### Texto apresentado
------------------------------------------------------------------------
O lago de águas claras cercado por vegetação, com faixa de areia e deque de madeira, são o cartão de visitas do Balaio, novo restaurante da Rota da Ferradura, em Buenos Aires, Guarapari. Aberto ao público em abril, o espaço aposta na integração com a natureza e reúne mirante para a Pedra do Elefante, área externa em meio ao bosque e hospedagem em uma das regiões que mais crescem no turismo de montanha no Espírito Santo.
O restaurante fica logo no início da rota principal, para quem sobe pela entrada da BR-101, e aposta em uma experiência mais voltada à permanência. A ideia é que o visitante não vá apenas para almoçar e ir embora. O espaço reúne área interna, ambiente externo, bosque com lago, mirante e hospedagem.
Segundo a sócia-proprietária Mariana Perutti, o local já funcionava como cerimonial e chegou a ter um bistrô menor antes da ampliação. “Eles decidiram construir um restaurante maior e abrir mais para o público”, explicou.
Lago, bosque e vista para a Pedra do Elefante

A estrutura chama atenção justamente pela integração com a paisagem da Rota da Ferradura. No meio do terreno, um lago foi incorporado ao bosque, criando uma área de contemplação que virou um dos pontos mais fotografados do espaço.
Além disso, o restaurante conta com um mirante voltado para a Pedra do Elefante e para a região de Guarapari. O ambiente externo tem mesas abertas para a paisagem e áreas de convivência espalhadas pelo terreno.
A proposta acompanha o perfil que vem consolidando a Rota da Ferradura como um dos destinos mais procurados do interior de Guarapari. O circuito reúne restaurantes, cafeterias, cachoeiras, hospedagens e mirantes em um trajeto de cerca de 18 quilômetros entre Buenos Aires, Boa Esperança e Arraial do Jabuti.
Hospedagem em expansão

Além do restaurante, o Balaio também aposta na hospedagem, um dos segmentos que mais cresceram na região nos últimos meses. Atualmente, o espaço possui três suítes em funcionamento e outras seis estão em construção.
Os quartos ficam dentro do sítio, são decorados e têm vista para as montanhas. As acomodações contam ainda com jardim de inverno e banheira de porcelana posicionada de frente para a paisagem. Segundo Mariana, a procura por hospedagem na rota aumentou junto com a movimentação turística.
------------------------------------------------------------------------
### Dados fornecidos
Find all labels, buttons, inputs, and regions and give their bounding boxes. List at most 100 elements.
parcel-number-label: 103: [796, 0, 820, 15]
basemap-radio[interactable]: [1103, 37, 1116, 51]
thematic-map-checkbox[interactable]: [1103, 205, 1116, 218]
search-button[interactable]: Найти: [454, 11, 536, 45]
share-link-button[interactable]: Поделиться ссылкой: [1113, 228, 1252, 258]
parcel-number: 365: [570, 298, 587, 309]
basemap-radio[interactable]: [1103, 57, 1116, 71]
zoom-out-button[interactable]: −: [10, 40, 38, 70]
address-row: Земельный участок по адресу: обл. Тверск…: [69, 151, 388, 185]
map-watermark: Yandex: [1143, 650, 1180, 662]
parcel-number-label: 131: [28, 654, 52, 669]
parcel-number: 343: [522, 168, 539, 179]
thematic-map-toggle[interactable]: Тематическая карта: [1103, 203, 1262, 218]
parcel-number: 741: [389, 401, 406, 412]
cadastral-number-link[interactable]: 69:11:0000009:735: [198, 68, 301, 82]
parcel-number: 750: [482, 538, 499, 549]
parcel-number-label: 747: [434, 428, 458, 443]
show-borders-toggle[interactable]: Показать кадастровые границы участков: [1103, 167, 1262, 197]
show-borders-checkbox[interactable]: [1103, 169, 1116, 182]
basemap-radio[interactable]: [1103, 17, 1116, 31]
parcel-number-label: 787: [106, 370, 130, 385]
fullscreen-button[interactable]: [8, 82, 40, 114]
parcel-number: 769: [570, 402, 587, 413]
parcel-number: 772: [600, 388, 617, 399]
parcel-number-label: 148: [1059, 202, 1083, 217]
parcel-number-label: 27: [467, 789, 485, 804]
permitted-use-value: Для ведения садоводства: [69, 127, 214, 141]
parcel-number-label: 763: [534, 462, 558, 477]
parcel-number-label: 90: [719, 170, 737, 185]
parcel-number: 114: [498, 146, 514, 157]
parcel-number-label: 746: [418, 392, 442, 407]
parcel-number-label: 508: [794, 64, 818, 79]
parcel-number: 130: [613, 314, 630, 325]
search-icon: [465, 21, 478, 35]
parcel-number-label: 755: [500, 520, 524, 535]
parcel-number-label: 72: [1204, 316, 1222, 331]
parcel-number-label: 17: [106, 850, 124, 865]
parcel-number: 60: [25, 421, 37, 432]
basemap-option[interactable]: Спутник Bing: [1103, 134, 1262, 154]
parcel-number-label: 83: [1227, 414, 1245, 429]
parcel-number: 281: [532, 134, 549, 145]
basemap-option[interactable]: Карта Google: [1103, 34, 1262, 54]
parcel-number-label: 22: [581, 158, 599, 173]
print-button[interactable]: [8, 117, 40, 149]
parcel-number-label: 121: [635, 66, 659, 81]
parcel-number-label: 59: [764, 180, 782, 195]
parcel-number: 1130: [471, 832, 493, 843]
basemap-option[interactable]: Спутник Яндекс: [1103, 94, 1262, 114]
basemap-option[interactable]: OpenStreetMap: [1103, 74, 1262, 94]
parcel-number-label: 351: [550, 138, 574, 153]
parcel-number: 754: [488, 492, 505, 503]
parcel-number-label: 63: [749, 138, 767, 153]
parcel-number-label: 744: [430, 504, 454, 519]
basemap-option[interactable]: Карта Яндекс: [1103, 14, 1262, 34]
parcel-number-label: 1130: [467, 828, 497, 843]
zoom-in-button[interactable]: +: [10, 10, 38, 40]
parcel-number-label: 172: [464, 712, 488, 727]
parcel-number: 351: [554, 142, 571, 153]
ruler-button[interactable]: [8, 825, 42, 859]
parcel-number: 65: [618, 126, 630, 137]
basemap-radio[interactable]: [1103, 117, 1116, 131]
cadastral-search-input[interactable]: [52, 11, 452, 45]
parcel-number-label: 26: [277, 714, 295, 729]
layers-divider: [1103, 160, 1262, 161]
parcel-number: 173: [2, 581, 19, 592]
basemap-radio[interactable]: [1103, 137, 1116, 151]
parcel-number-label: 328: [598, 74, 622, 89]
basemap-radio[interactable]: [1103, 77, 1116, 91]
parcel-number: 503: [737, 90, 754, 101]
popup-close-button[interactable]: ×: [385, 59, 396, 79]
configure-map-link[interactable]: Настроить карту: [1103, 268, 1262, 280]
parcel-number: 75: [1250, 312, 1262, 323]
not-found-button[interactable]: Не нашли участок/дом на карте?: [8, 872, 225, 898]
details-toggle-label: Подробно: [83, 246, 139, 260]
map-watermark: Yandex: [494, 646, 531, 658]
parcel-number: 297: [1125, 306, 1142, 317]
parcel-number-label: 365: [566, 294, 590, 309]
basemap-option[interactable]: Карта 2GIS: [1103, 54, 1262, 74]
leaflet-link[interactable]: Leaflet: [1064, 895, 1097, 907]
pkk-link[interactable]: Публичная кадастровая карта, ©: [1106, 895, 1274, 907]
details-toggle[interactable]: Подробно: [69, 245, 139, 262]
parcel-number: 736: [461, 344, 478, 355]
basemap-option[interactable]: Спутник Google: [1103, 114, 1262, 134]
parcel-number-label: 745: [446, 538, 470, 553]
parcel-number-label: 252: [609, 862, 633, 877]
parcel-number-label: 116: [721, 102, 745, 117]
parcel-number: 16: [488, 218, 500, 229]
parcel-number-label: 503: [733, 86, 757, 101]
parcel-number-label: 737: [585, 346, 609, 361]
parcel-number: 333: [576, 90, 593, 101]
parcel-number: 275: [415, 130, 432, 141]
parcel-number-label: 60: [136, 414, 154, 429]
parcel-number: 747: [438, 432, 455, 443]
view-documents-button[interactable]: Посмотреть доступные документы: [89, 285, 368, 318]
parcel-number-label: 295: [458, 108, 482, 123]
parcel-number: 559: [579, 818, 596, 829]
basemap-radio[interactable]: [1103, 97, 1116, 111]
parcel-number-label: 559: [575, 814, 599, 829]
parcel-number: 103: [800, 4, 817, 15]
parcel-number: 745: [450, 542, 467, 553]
------------------------------------------------------------------------
### Tarefa 1
Segundo o texto sobre o restaurante Balaio, quantas suítes estão em construção no espaço?
### Tarefa 2
Transcreva do texto sobre o restaurante Balaio o trecho que vai de "O lago de águas" até "mirante e hospedagem.".

### Área de resposta 1
Seis suítes.

### Área de resposta 2
O lago de águas claras cercado por vegetação, com faixa de areia e deque de madeira, são o cartão de visitas do Balaio, novo restaurante da Rota da Ferradura, em Buenos Aires, Guarapari. Aberto ao público em abril, o espaço aposta na integração com a natureza e reúne mirante para a Pedra do Elefante, área externa em meio ao bosque e hospedagem em uma das regiões que mais crescem no turismo de montanha no Espírito Santo.
O restaurante fica logo no início da rota principal, para quem sobe pela entrada da BR-101, e aposta em uma experiência mais voltada à permanência. A ideia é que o visitante não vá apenas para almoçar e ir embora. O espaço reúne área interna, ambiente externo, bosque com lago, mirante e hospedagem.